WORK REQUIRED
Extract every line below that contains the word "Sentiment".

(Part of a data file)
>> start

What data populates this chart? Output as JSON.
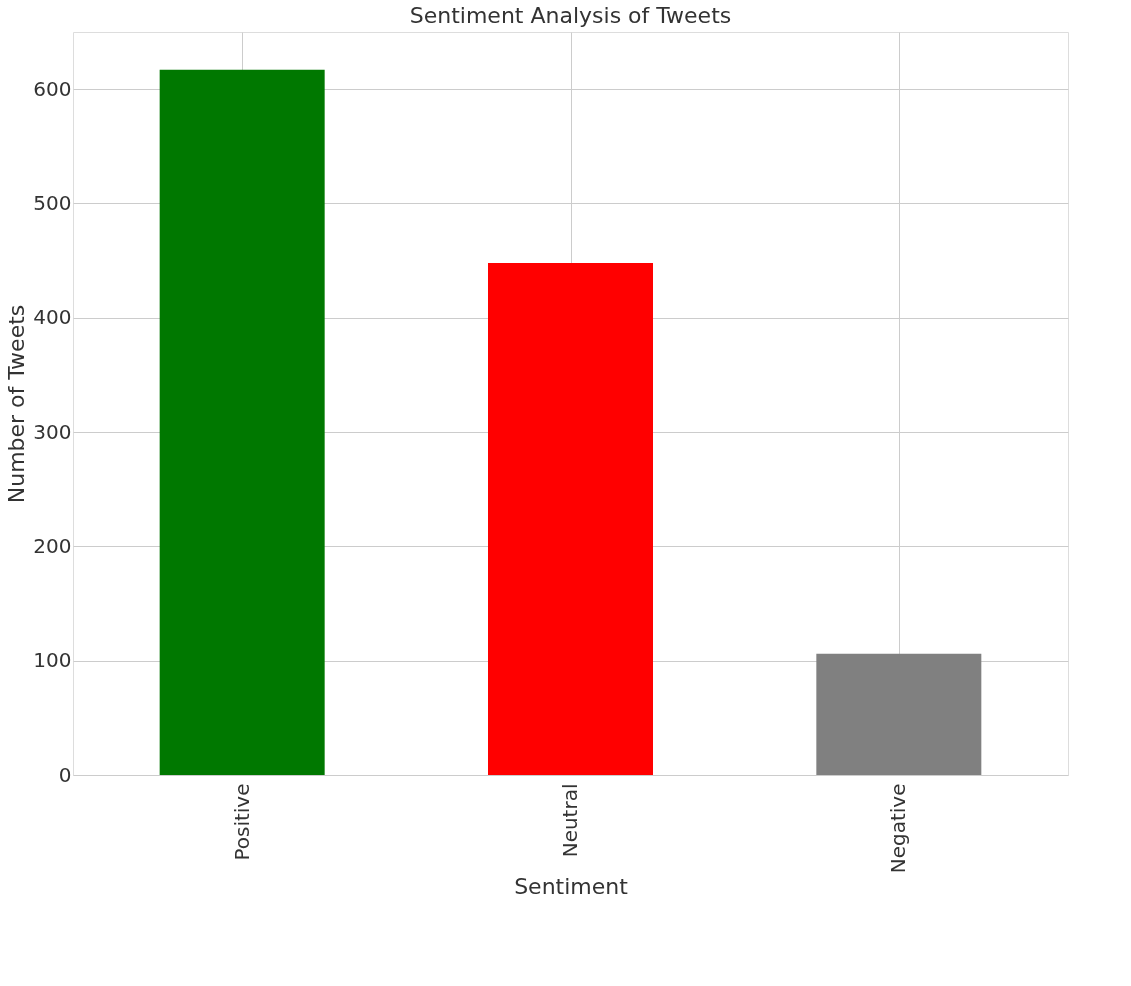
{
  "chart_data": {
    "type": "bar",
    "title": "Sentiment Analysis of Tweets",
    "xlabel": "Sentiment",
    "ylabel": "Number of Tweets",
    "categories": [
      "Positive",
      "Neutral",
      "Negative"
    ],
    "values": [
      617,
      448,
      106
    ],
    "colors": [
      "#007800",
      "#ff0000",
      "#808080"
    ],
    "ylim": [
      0,
      650
    ],
    "yticks": [
      0,
      100,
      200,
      300,
      400,
      500,
      600
    ],
    "grid": true
  }
}
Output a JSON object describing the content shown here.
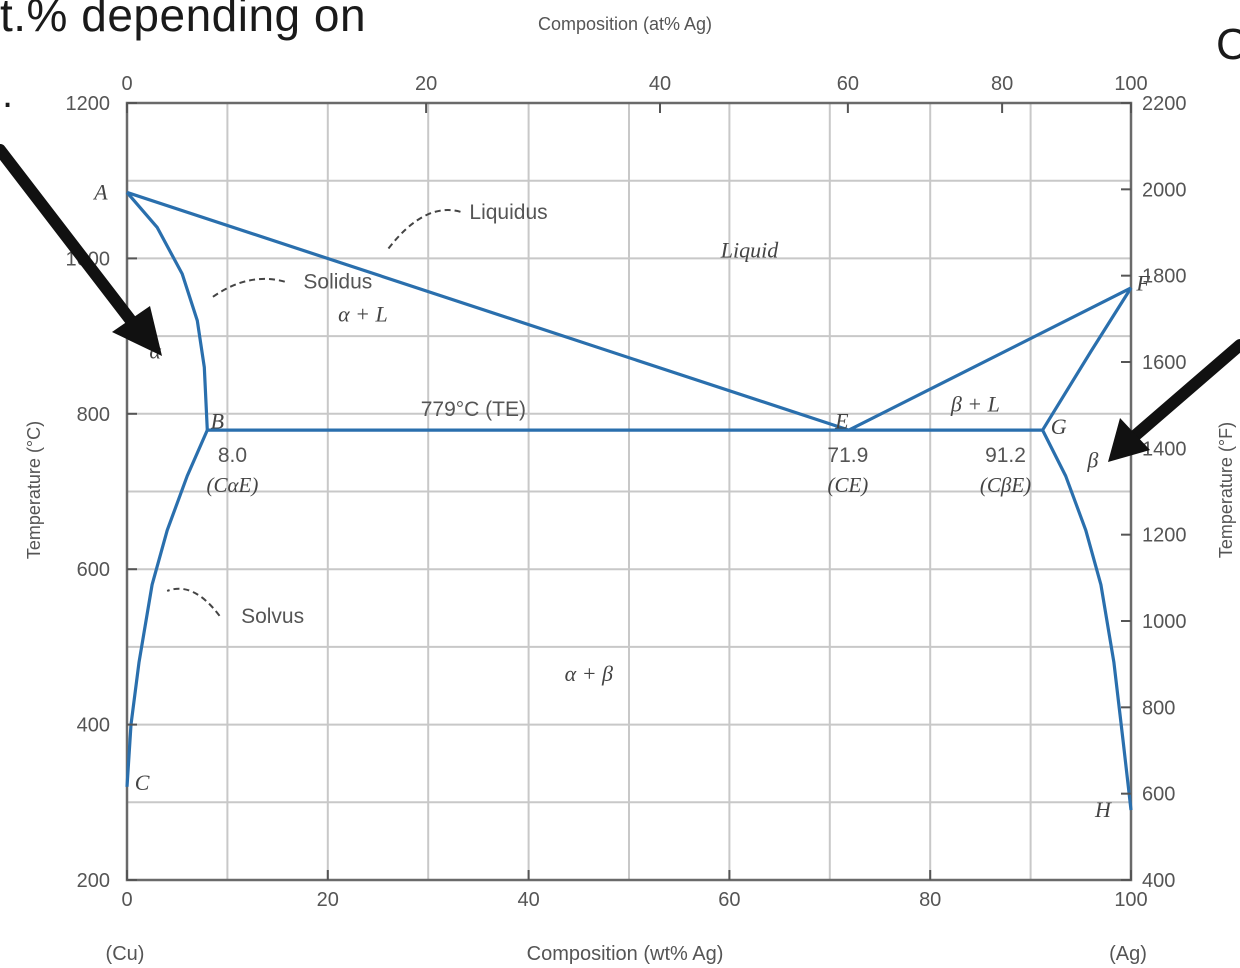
{
  "slide": {
    "heading_fragment": "t.% depending on",
    "heading_fragment_dot": ".",
    "right_fragment": "C"
  },
  "figure": {
    "top_axis_title": "Composition (at% Ag)",
    "bottom_axis_title": "Composition (wt% Ag)",
    "left_axis_title": "Temperature (°C)",
    "right_axis_title": "Temperature (°F)",
    "bottom_endpoint_left": "(Cu)",
    "bottom_endpoint_right": "(Ag)"
  },
  "chart_data": {
    "type": "line",
    "title": "",
    "xlabel": "Composition (wt% Ag)",
    "ylabel": "Temperature (°C)",
    "x2label": "Composition (at% Ag)",
    "y2label": "Temperature (°F)",
    "xlim": [
      0,
      100
    ],
    "ylim": [
      200,
      1200
    ],
    "y2lim": [
      400,
      2200
    ],
    "grid": true,
    "x_ticks": [
      0,
      20,
      40,
      60,
      80,
      100
    ],
    "x_tick_labels": [
      "0",
      "20",
      "40",
      "60",
      "80",
      "100"
    ],
    "x2_ticks": [
      0,
      20,
      40,
      60,
      80,
      100
    ],
    "x2_tick_labels": [
      "0",
      "20",
      "40",
      "60",
      "80",
      "100"
    ],
    "y_tick_labels": [
      {
        "value": 200,
        "label": "200"
      },
      {
        "value": 400,
        "label": "400"
      },
      {
        "value": 600,
        "label": "600"
      },
      {
        "value": 800,
        "label": "800"
      },
      {
        "value": 1000,
        "label": "1000"
      },
      {
        "value": 1200,
        "label": "1200"
      }
    ],
    "y2_ticks": [
      400,
      600,
      800,
      1000,
      1200,
      1400,
      1600,
      1800,
      2000,
      2200
    ],
    "y2_tick_labels": [
      "400",
      "600",
      "800",
      "1000",
      "1200",
      "1400",
      "1600",
      "1800",
      "2000",
      "2200"
    ],
    "line_color": "#2a6fad",
    "series": [
      {
        "id": "liquidus-cu",
        "points": [
          [
            0,
            1085
          ],
          [
            71.9,
            779
          ]
        ]
      },
      {
        "id": "liquidus-ag",
        "points": [
          [
            71.9,
            779
          ],
          [
            100,
            962
          ]
        ]
      },
      {
        "id": "solidus-alpha",
        "points": [
          [
            0,
            1085
          ],
          [
            3,
            1040
          ],
          [
            5.5,
            980
          ],
          [
            7,
            920
          ],
          [
            7.7,
            860
          ],
          [
            8,
            779
          ]
        ]
      },
      {
        "id": "solidus-beta",
        "points": [
          [
            100,
            962
          ],
          [
            96,
            880
          ],
          [
            91.2,
            779
          ]
        ]
      },
      {
        "id": "eutectic-isotherm",
        "points": [
          [
            8,
            779
          ],
          [
            91.2,
            779
          ]
        ]
      },
      {
        "id": "solvus-alpha",
        "points": [
          [
            8,
            779
          ],
          [
            6,
            720
          ],
          [
            4,
            650
          ],
          [
            2.5,
            580
          ],
          [
            1.2,
            480
          ],
          [
            0.4,
            400
          ],
          [
            0,
            320
          ]
        ]
      },
      {
        "id": "solvus-beta",
        "points": [
          [
            91.2,
            779
          ],
          [
            93.5,
            720
          ],
          [
            95.5,
            650
          ],
          [
            97,
            580
          ],
          [
            98.3,
            480
          ],
          [
            99.2,
            380
          ],
          [
            100,
            290
          ]
        ]
      }
    ],
    "point_labels": [
      {
        "text": "A",
        "x": -2.6,
        "y": 1085
      },
      {
        "text": "B",
        "x": 9,
        "y": 790
      },
      {
        "text": "C",
        "x": 1.5,
        "y": 325
      },
      {
        "text": "E",
        "x": 71.2,
        "y": 790
      },
      {
        "text": "F",
        "x": 101.2,
        "y": 968
      },
      {
        "text": "G",
        "x": 92.8,
        "y": 783
      },
      {
        "text": "H",
        "x": 97.2,
        "y": 290
      }
    ],
    "phase_labels": [
      {
        "text": "Liquid",
        "x": 62,
        "y": 1010
      },
      {
        "text": "α + L",
        "x": 23.5,
        "y": 928
      },
      {
        "text": "β + L",
        "x": 84.5,
        "y": 812
      },
      {
        "text": "α",
        "x": 2.8,
        "y": 880
      },
      {
        "text": "β",
        "x": 96.2,
        "y": 740
      },
      {
        "text": "α + β",
        "x": 46,
        "y": 465
      }
    ],
    "annotations": [
      {
        "text": "Liquidus",
        "x": 38,
        "y": 1060
      },
      {
        "text": "Solidus",
        "x": 21,
        "y": 970
      },
      {
        "text": "Solvus",
        "x": 14.5,
        "y": 540
      },
      {
        "text": "779°C (TE)",
        "x": 34.5,
        "y": 806
      }
    ],
    "composition_labels": [
      {
        "value": "8.0",
        "sub": "(CαE)",
        "x": 10.5
      },
      {
        "value": "71.9",
        "sub": "(CE)",
        "x": 71.8
      },
      {
        "value": "91.2",
        "sub": "(CβE)",
        "x": 87.5
      }
    ],
    "arrows": [
      {
        "id": "arrow-to-alpha",
        "region": "α"
      },
      {
        "id": "arrow-to-beta",
        "region": "β"
      }
    ]
  }
}
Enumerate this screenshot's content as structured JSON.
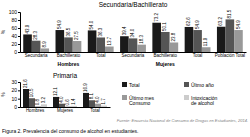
{
  "chart_data": [
    {
      "type": "bar",
      "title": "Secundaria/Bachillerato",
      "ylabel": "%",
      "categories": [
        "Secundaria",
        "Bachillerato",
        "Total",
        "Secundaria",
        "Bachillerato",
        "Total",
        "Población Total"
      ],
      "series": [
        {
          "color": "#1a1a1a",
          "values": [
            43.9,
            54.9,
            54.0,
            39.4,
            73.2,
            62.6,
            63.2
          ]
        },
        {
          "color": "#555555",
          "values": [
            28.3,
            36.5,
            36.3,
            34.0,
            50.1,
            54.9,
            81.5
          ]
        },
        {
          "color": "#999999",
          "values": [
            8.9,
            27.5,
            13.7,
            18.3,
            23.8,
            11.9,
            54.9
          ]
        }
      ],
      "ylim": [
        0,
        100
      ],
      "yticks": [
        0,
        20,
        40,
        60,
        80,
        100
      ],
      "data_labels": true,
      "annotations": [
        "Hombres",
        "Mujeres"
      ]
    },
    {
      "type": "bar",
      "title": "Primaria",
      "ylabel": "%",
      "categories": [
        "Hombres",
        "Mujeres",
        "Total"
      ],
      "series": [
        {
          "name": "Total",
          "color": "#1a1a1a",
          "values": [
            21.6,
            12.1,
            16.9
          ]
        },
        {
          "name": "Últmo año",
          "color": "#555555",
          "values": [
            10.5,
            4.0,
            8.1
          ]
        },
        {
          "name": "Último mes\nConsumo",
          "color": "#999999",
          "values": [
            0.8,
            0.6,
            4.0
          ]
        },
        {
          "name": "Intoxicación\nde alcohol",
          "color": "#cccccc",
          "values": [
            3.2,
            1.4,
            1.7
          ]
        }
      ],
      "ylim": [
        0,
        30
      ],
      "yticks": [
        0,
        10,
        20,
        30
      ],
      "data_labels": true,
      "annotations": [
        "Fuente: Encuesta Nacional de Consumo de Drogas en Estudiantes, 2014.",
        "Figura 2. Prevalencia del consumo de alcohol en estudiantes."
      ]
    }
  ]
}
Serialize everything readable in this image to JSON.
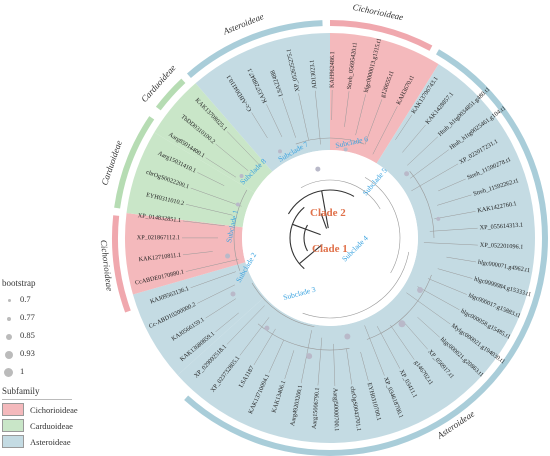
{
  "ring_labels": {
    "asteroideae_top": "Asteroideae",
    "cichorioideae_top": "Cichorioideae",
    "carduoideae_upper": "Carduoideae",
    "carduoideae_lower": "Carduoideae",
    "cichorioideae_left": "Cichorioideae",
    "asteroideae_right": "Asteroideae"
  },
  "clades": [
    "Clade 2",
    "Clade 1"
  ],
  "subclades": [
    "Subclade 6",
    "Subclade 7",
    "Subclade 8",
    "Subclade 5",
    "Subclade 1",
    "Subclade 2",
    "Subclade 3",
    "Subclade 4"
  ],
  "leaves": [
    "Cc‐ABD04110.1",
    "KAJ3728847.1",
    "LSA22488",
    "XP_052625275.1",
    "AD13023.1",
    "KAH962486.1",
    "Streh_05695420.t1",
    "hlgc0000013.g1315.t1",
    "g120655.t1",
    "KAH3670.t1",
    "KAK13706743.1",
    "KAK1428857.1",
    "Htub_h1tg0034851.g480.t1",
    "Htub_h1tg0025461.g104.t1",
    "XP_022017231.1",
    "Streh_11590278.t1",
    "Streh_11592262.t1",
    "KAK1422760.1",
    "XP_055614313.1",
    "XP_052201096.1",
    "hlgc000071.g4962.t1",
    "hlgc0000084.g15333.t1",
    "hlgc000017.g15883.t1",
    "hlgc000058.g15485.t1",
    "Mylgc000021.g194030.t1",
    "hlgc000021.g20863.t1",
    "XP_056917.t1",
    "g146702.t1",
    "XP_03411.1",
    "XP_034618700.1",
    "EYH0310700.1",
    "chrOgS0043701.1",
    "Aargj50000700.1",
    "Aarg15006790.1",
    "Aarg49203200.1",
    "KAK13406.1",
    "KAK13710094.1",
    "LSA1187",
    "XP_023732805.1",
    "XP_029092518.1",
    "KAK13680859.1",
    "KAJ0566159.1",
    "Cc‐ABD10200000.2",
    "KAJ09563136.1",
    "CcABDE0170880.1",
    "KAK12710811.1",
    "XP_021867112.1",
    "XP_014832851.1",
    "EYH0311010.2",
    "chrOgS0022200.1",
    "Aarg15031410.1",
    "Aarg85014400.1",
    "TbDD0310100.2",
    "KAK13708025.1"
  ],
  "legend": {
    "bootstrap_title": "bootstrap",
    "bootstrap_values": [
      "0.7",
      "0.77",
      "0.85",
      "0.93",
      "1"
    ],
    "subfamily_title": "Subfamily",
    "subfamilies": [
      {
        "name": "Cichorioideae",
        "color": "#f4b9bc"
      },
      {
        "name": "Carduoideae",
        "color": "#c9e6c8"
      },
      {
        "name": "Asteroideae",
        "color": "#c4dbe3"
      }
    ]
  },
  "colors": {
    "cichorioideae": "#f4b9bc",
    "carduoideae": "#c9e6c8",
    "asteroideae": "#c4dbe3",
    "ring_asteroideae": "#a9cdd9",
    "ring_cichorioideae": "#f0a8ae",
    "ring_carduoideae": "#b6dcb3",
    "clade_color": "#e0714a",
    "subclade_color": "#3aa3e0",
    "branch_gray": "#999999",
    "branch_dark": "#333333"
  }
}
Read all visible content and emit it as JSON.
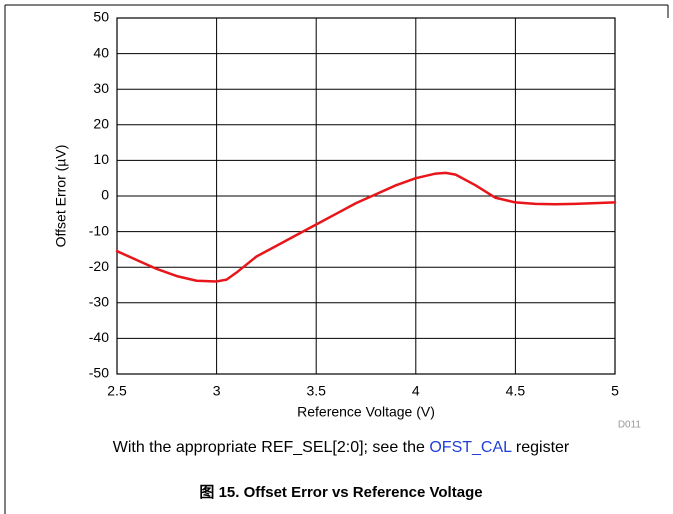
{
  "chart_data": {
    "type": "line",
    "xlabel": "Reference Voltage (V)",
    "ylabel": "Offset Error (µV)",
    "code": "D011",
    "caption": {
      "before": "With the appropriate REF_SEL[2:0]; see the ",
      "link": "OFST_CAL",
      "after": " register"
    },
    "title": "图 15. Offset Error vs Reference Voltage",
    "x": [
      2.5,
      2.6,
      2.7,
      2.8,
      2.9,
      3.0,
      3.05,
      3.1,
      3.2,
      3.3,
      3.4,
      3.5,
      3.6,
      3.7,
      3.8,
      3.9,
      4.0,
      4.1,
      4.15,
      4.2,
      4.3,
      4.4,
      4.5,
      4.6,
      4.7,
      4.8,
      4.9,
      5.0
    ],
    "series": [
      {
        "color": "#e8161b",
        "values": [
          -15.5,
          -18,
          -20.5,
          -22.5,
          -23.8,
          -24,
          -23.5,
          -21.5,
          -17,
          -14,
          -11,
          -8,
          -5,
          -2,
          0.5,
          3,
          5,
          6.3,
          6.5,
          6,
          3,
          -0.5,
          -1.8,
          -2.2,
          -2.3,
          -2.2,
          -2,
          -1.8
        ]
      }
    ],
    "xlim": [
      2.5,
      5
    ],
    "xticks": [
      2.5,
      3,
      3.5,
      4,
      4.5,
      5
    ],
    "ylim": [
      -50,
      50
    ],
    "yticks": [
      -50,
      -40,
      -30,
      -20,
      -10,
      0,
      10,
      20,
      30,
      40,
      50
    ],
    "grid": true
  }
}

>> end

SOLUTION
    "title": "Sentiment Analysis of Tweets",
    "xlabel": "Sentiment",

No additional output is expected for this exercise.